WHAT YOU SHOULD DO: Without the images, write out all of the following entries exactly.

## start RECORDS TO PROCESS

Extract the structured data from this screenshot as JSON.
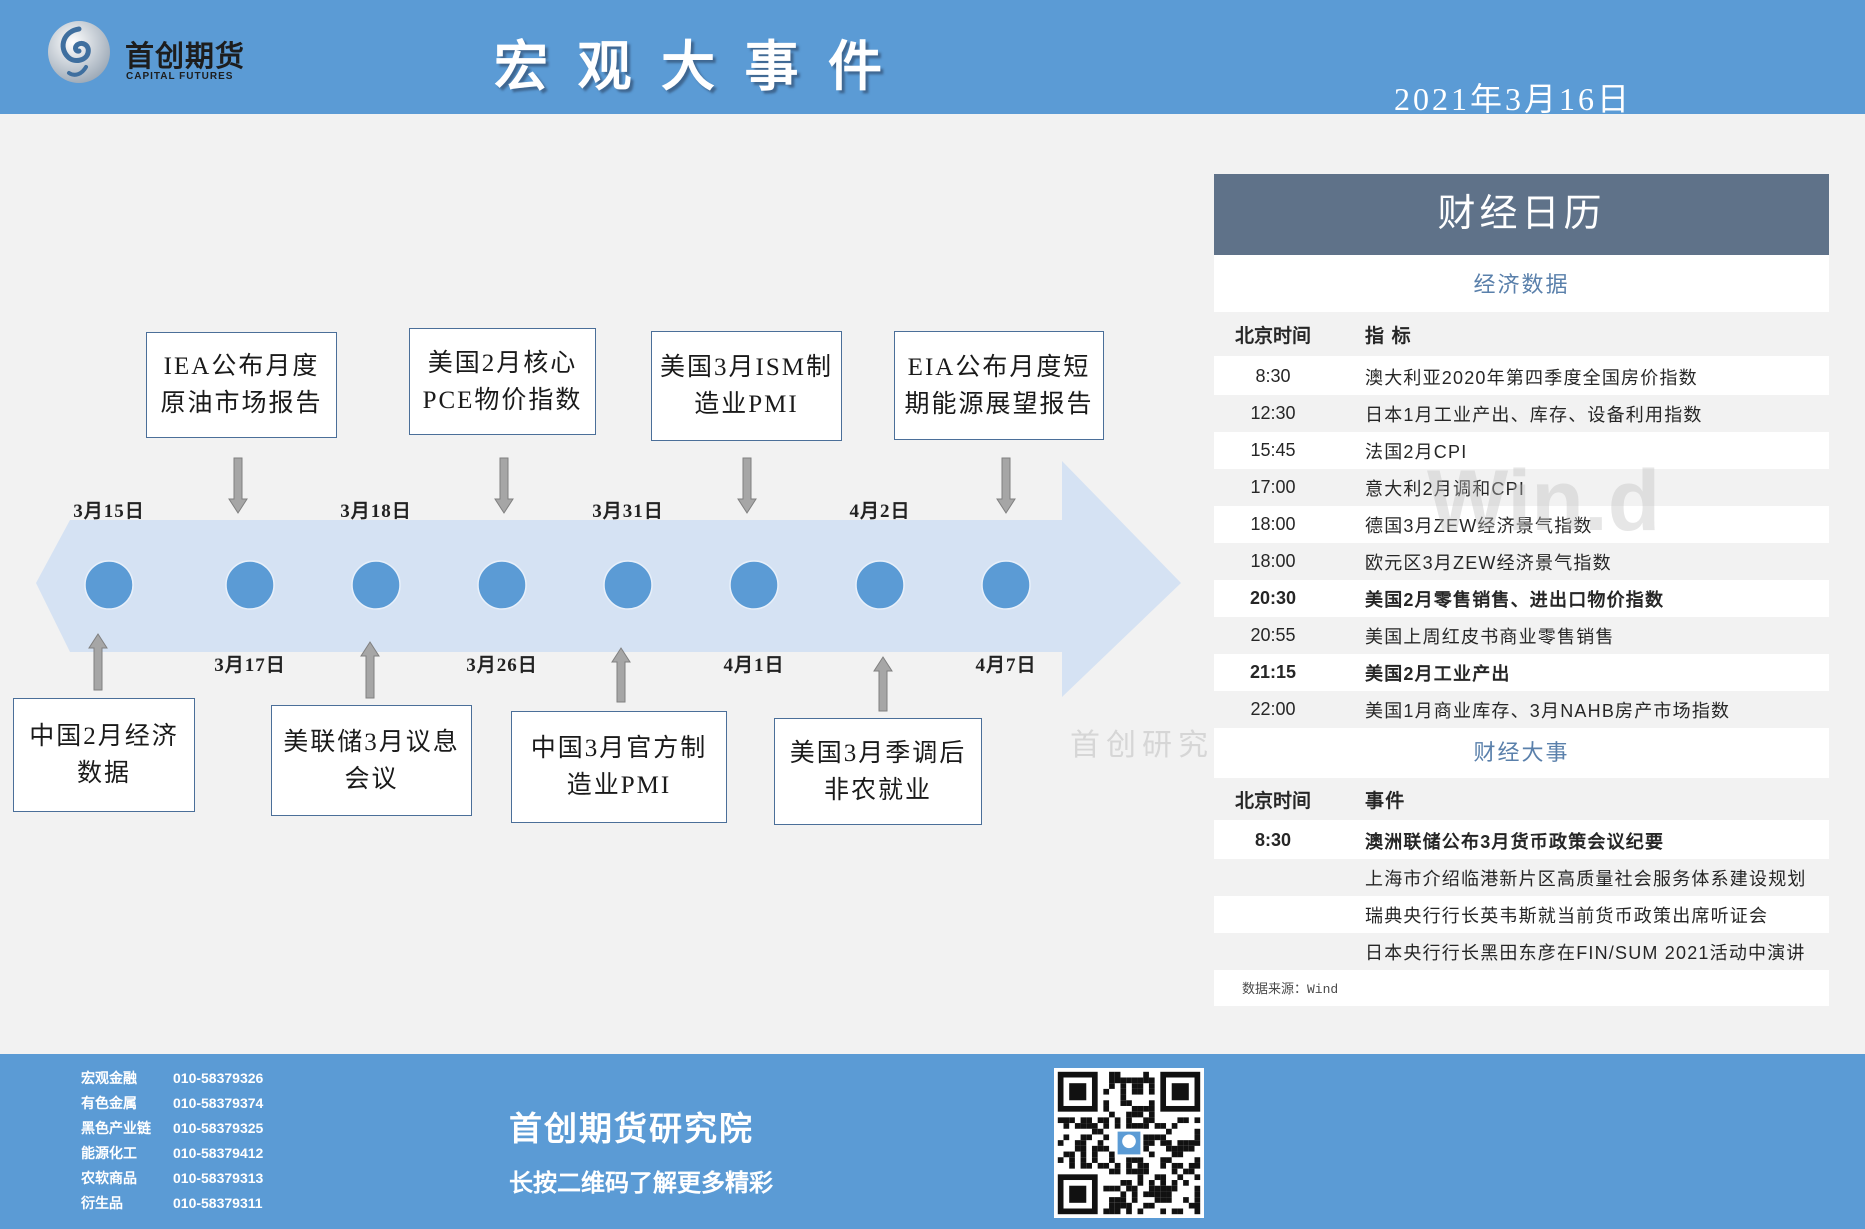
{
  "header": {
    "logo_cn": "首创期货",
    "logo_en": "CAPITAL FUTURES",
    "title": "宏 观 大 事 件",
    "date": "2021年3月16日"
  },
  "timeline": {
    "nodes": [
      {
        "date": "3月15日",
        "event": [
          "中国2月经济",
          "数据"
        ]
      },
      {
        "date": "3月17日",
        "event": [
          "IEA公布月度",
          "原油市场报告"
        ]
      },
      {
        "date": "3月18日",
        "event": [
          "美联储3月议息",
          "会议"
        ]
      },
      {
        "date": "3月26日",
        "event": [
          "美国2月核心",
          "PCE物价指数"
        ]
      },
      {
        "date": "3月31日",
        "event": [
          "中国3月官方制",
          "造业PMI"
        ]
      },
      {
        "date": "4月1日",
        "event": [
          "美国3月ISM制",
          "造业PMI"
        ]
      },
      {
        "date": "4月2日",
        "event": [
          "美国3月季调后",
          "非农就业"
        ]
      },
      {
        "date": "4月7日",
        "event": [
          "EIA公布月度短",
          "期能源展望报告"
        ]
      }
    ]
  },
  "calendar": {
    "title": "财经日历",
    "econ": {
      "heading": "经济数据",
      "col_time": "北京时间",
      "col_item": "指 标",
      "rows": [
        {
          "time": "8:30",
          "item": "澳大利亚2020年第四季度全国房价指数"
        },
        {
          "time": "12:30",
          "item": "日本1月工业产出、库存、设备利用指数"
        },
        {
          "time": "15:45",
          "item": "法国2月CPI"
        },
        {
          "time": "17:00",
          "item": "意大利2月调和CPI"
        },
        {
          "time": "18:00",
          "item": "德国3月ZEW经济景气指数"
        },
        {
          "time": "18:00",
          "item": "欧元区3月ZEW经济景气指数"
        },
        {
          "time": "20:30",
          "item": "美国2月零售销售、进出口物价指数"
        },
        {
          "time": "20:55",
          "item": "美国上周红皮书商业零售销售"
        },
        {
          "time": "21:15",
          "item": "美国2月工业产出"
        },
        {
          "time": "22:00",
          "item": "美国1月商业库存、3月NAHB房产市场指数"
        }
      ]
    },
    "events": {
      "heading": "财经大事",
      "col_time": "北京时间",
      "col_item": "事件",
      "rows": [
        {
          "time": "8:30",
          "item": "澳洲联储公布3月货币政策会议纪要"
        },
        {
          "time": "",
          "item": "上海市介绍临港新片区高质量社会服务体系建设规划"
        },
        {
          "time": "",
          "item": "瑞典央行行长英韦斯就当前货币政策出席听证会"
        },
        {
          "time": "",
          "item": "日本央行行长黑田东彦在FIN/SUM 2021活动中演讲"
        }
      ]
    },
    "source": "数据来源：Wind"
  },
  "watermarks": {
    "wind": "Win.d",
    "brand": "首创研究"
  },
  "footer": {
    "contacts": [
      {
        "dept": "宏观金融",
        "phone": "010-58379326"
      },
      {
        "dept": "有色金属",
        "phone": "010-58379374"
      },
      {
        "dept": "黑色产业链",
        "phone": "010-58379325"
      },
      {
        "dept": "能源化工",
        "phone": "010-58379412"
      },
      {
        "dept": "农软商品",
        "phone": "010-58379313"
      },
      {
        "dept": "衍生品",
        "phone": "010-58379311"
      }
    ],
    "org": "首创期货研究院",
    "slogan": "长按二维码了解更多精彩"
  },
  "icons": {
    "logo": "capital-futures-logo-icon",
    "qr": "qr-code-icon"
  },
  "colors": {
    "brand_blue": "#5b9bd5",
    "calendar_header": "#5f7289",
    "timeline_arrow": "#d5e2f3",
    "node": "#5b9bd5",
    "subheading": "#5a80ab"
  }
}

## end RECORDS TO PROCESS

COMPLETE OUTPUT:
Extract the structured data from this screenshot as JSON.
{
  "header": {
    "logo_cn": "首创期货",
    "logo_en": "CAPITAL FUTURES",
    "title": "宏 观 大 事 件",
    "date": "2021年3月16日"
  },
  "timeline": {
    "nodes": [
      {
        "date": "3月15日",
        "event": [
          "中国2月经济",
          "数据"
        ]
      },
      {
        "date": "3月17日",
        "event": [
          "IEA公布月度",
          "原油市场报告"
        ]
      },
      {
        "date": "3月18日",
        "event": [
          "美联储3月议息",
          "会议"
        ]
      },
      {
        "date": "3月26日",
        "event": [
          "美国2月核心",
          "PCE物价指数"
        ]
      },
      {
        "date": "3月31日",
        "event": [
          "中国3月官方制",
          "造业PMI"
        ]
      },
      {
        "date": "4月1日",
        "event": [
          "美国3月ISM制",
          "造业PMI"
        ]
      },
      {
        "date": "4月2日",
        "event": [
          "美国3月季调后",
          "非农就业"
        ]
      },
      {
        "date": "4月7日",
        "event": [
          "EIA公布月度短",
          "期能源展望报告"
        ]
      }
    ]
  },
  "calendar": {
    "title": "财经日历",
    "econ": {
      "heading": "经济数据",
      "col_time": "北京时间",
      "col_item": "指 标",
      "rows": [
        {
          "time": "8:30",
          "item": "澳大利亚2020年第四季度全国房价指数"
        },
        {
          "time": "12:30",
          "item": "日本1月工业产出、库存、设备利用指数"
        },
        {
          "time": "15:45",
          "item": "法国2月CPI"
        },
        {
          "time": "17:00",
          "item": "意大利2月调和CPI"
        },
        {
          "time": "18:00",
          "item": "德国3月ZEW经济景气指数"
        },
        {
          "time": "18:00",
          "item": "欧元区3月ZEW经济景气指数"
        },
        {
          "time": "20:30",
          "item": "美国2月零售销售、进出口物价指数"
        },
        {
          "time": "20:55",
          "item": "美国上周红皮书商业零售销售"
        },
        {
          "time": "21:15",
          "item": "美国2月工业产出"
        },
        {
          "time": "22:00",
          "item": "美国1月商业库存、3月NAHB房产市场指数"
        }
      ]
    },
    "events": {
      "heading": "财经大事",
      "col_time": "北京时间",
      "col_item": "事件",
      "rows": [
        {
          "time": "8:30",
          "item": "澳洲联储公布3月货币政策会议纪要"
        },
        {
          "time": "",
          "item": "上海市介绍临港新片区高质量社会服务体系建设规划"
        },
        {
          "time": "",
          "item": "瑞典央行行长英韦斯就当前货币政策出席听证会"
        },
        {
          "time": "",
          "item": "日本央行行长黑田东彦在FIN/SUM 2021活动中演讲"
        }
      ]
    },
    "source": "数据来源：Wind"
  },
  "watermarks": {
    "wind": "Win.d",
    "brand": "首创研究"
  },
  "footer": {
    "contacts": [
      {
        "dept": "宏观金融",
        "phone": "010-58379326"
      },
      {
        "dept": "有色金属",
        "phone": "010-58379374"
      },
      {
        "dept": "黑色产业链",
        "phone": "010-58379325"
      },
      {
        "dept": "能源化工",
        "phone": "010-58379412"
      },
      {
        "dept": "农软商品",
        "phone": "010-58379313"
      },
      {
        "dept": "衍生品",
        "phone": "010-58379311"
      }
    ],
    "org": "首创期货研究院",
    "slogan": "长按二维码了解更多精彩"
  },
  "icons": {
    "logo": "capital-futures-logo-icon",
    "qr": "qr-code-icon"
  },
  "colors": {
    "brand_blue": "#5b9bd5",
    "calendar_header": "#5f7289",
    "timeline_arrow": "#d5e2f3",
    "node": "#5b9bd5",
    "subheading": "#5a80ab"
  }
}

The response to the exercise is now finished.